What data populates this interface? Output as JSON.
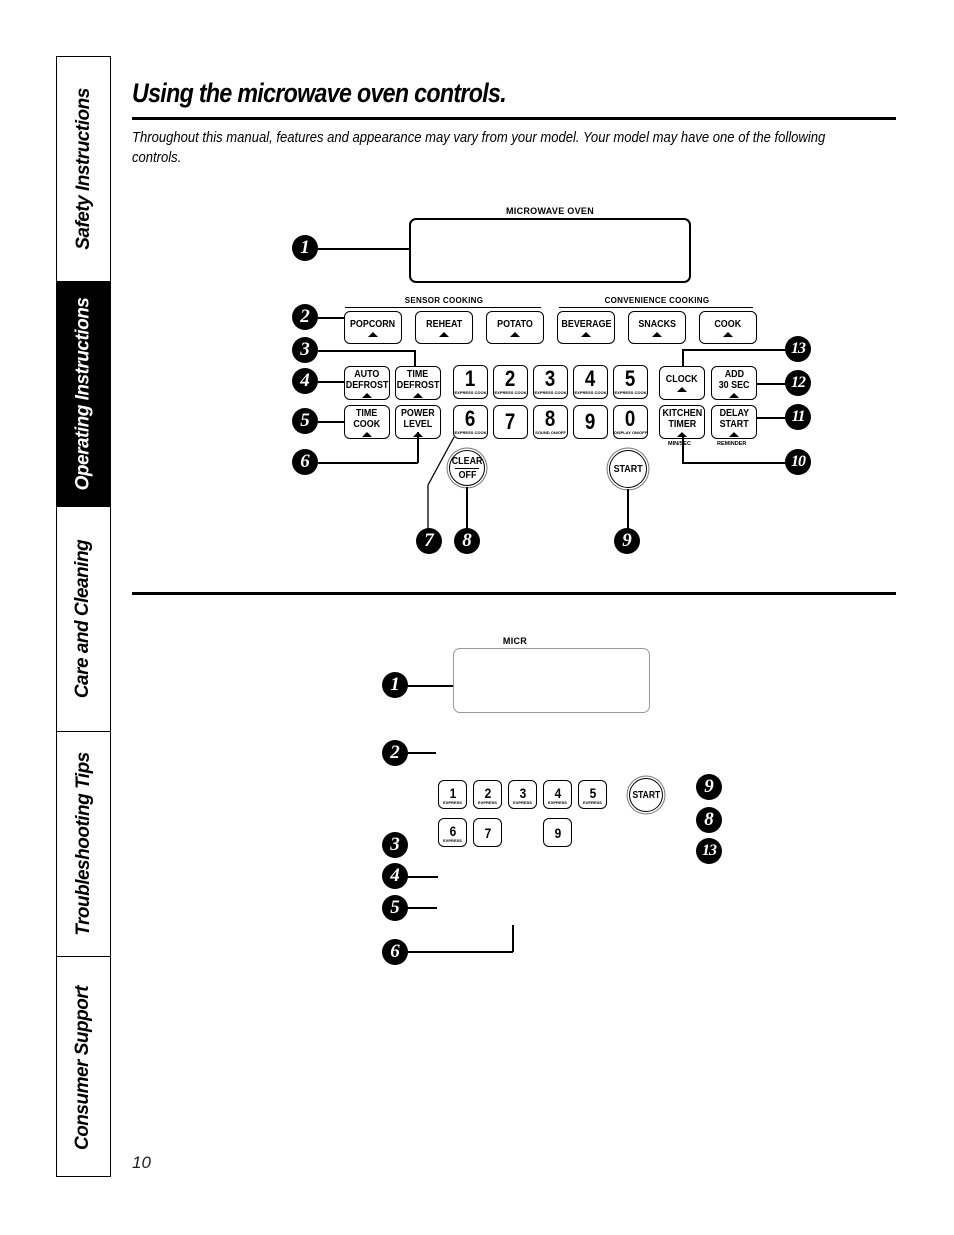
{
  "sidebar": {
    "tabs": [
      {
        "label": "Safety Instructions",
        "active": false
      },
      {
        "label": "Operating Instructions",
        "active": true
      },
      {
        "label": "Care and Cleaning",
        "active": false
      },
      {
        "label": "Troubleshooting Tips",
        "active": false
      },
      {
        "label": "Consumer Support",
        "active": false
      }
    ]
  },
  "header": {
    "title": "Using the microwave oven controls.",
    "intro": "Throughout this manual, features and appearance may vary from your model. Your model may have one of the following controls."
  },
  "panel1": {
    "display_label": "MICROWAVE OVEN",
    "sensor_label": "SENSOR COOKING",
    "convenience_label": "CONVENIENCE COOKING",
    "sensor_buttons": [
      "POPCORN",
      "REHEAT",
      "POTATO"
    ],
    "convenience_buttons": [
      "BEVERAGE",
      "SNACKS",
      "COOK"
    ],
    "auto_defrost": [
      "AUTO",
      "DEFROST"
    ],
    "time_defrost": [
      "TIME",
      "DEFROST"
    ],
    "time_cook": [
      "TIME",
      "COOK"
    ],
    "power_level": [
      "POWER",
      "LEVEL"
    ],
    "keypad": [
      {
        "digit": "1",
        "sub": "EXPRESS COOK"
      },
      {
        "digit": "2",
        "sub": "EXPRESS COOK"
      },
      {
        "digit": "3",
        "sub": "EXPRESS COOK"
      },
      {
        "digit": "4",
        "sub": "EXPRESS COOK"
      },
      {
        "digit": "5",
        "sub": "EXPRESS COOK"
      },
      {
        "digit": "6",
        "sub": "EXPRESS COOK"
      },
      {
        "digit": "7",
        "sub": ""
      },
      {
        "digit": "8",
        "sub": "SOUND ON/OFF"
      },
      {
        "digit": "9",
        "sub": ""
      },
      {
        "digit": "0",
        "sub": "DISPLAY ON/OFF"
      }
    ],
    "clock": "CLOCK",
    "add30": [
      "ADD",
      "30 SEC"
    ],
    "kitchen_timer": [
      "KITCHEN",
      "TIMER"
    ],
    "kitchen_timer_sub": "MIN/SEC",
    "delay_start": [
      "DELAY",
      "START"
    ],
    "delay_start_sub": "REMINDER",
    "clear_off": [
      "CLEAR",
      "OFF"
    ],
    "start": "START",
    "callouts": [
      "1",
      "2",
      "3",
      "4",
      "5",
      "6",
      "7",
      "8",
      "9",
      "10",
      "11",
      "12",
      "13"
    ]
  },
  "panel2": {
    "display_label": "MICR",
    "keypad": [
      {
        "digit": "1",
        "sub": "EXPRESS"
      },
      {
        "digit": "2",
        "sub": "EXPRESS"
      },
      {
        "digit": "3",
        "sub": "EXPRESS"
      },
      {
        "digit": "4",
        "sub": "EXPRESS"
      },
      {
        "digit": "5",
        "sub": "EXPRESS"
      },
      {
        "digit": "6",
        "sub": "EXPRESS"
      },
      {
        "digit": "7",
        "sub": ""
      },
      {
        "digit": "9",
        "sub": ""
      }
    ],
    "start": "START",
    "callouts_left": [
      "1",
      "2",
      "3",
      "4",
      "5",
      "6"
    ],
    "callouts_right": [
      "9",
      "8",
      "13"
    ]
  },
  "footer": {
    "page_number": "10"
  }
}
════════════════════
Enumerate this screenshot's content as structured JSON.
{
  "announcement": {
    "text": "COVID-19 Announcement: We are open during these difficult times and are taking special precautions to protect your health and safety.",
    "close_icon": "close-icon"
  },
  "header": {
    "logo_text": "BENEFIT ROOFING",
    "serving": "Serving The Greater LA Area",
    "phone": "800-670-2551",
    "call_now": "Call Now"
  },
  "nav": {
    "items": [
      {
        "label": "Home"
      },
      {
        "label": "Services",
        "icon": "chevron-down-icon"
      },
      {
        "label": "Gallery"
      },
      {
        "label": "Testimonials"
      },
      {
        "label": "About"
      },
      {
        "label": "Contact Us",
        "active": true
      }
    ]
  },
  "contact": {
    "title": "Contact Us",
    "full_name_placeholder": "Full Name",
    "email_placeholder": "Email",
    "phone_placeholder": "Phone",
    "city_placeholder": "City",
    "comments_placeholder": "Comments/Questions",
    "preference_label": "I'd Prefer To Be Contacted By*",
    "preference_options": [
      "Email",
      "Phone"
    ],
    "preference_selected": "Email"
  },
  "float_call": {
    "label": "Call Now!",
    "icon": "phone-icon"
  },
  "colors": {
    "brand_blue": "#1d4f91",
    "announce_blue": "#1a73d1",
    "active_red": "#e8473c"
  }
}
════════════════════
§ AIM:
Copy out every line in the entries above that holds "JSON".

§ RESPONSE TO THIS EXERCISE:
What data populates this interface? Output as JSON.
Enumerate this screenshot's content as structured JSON.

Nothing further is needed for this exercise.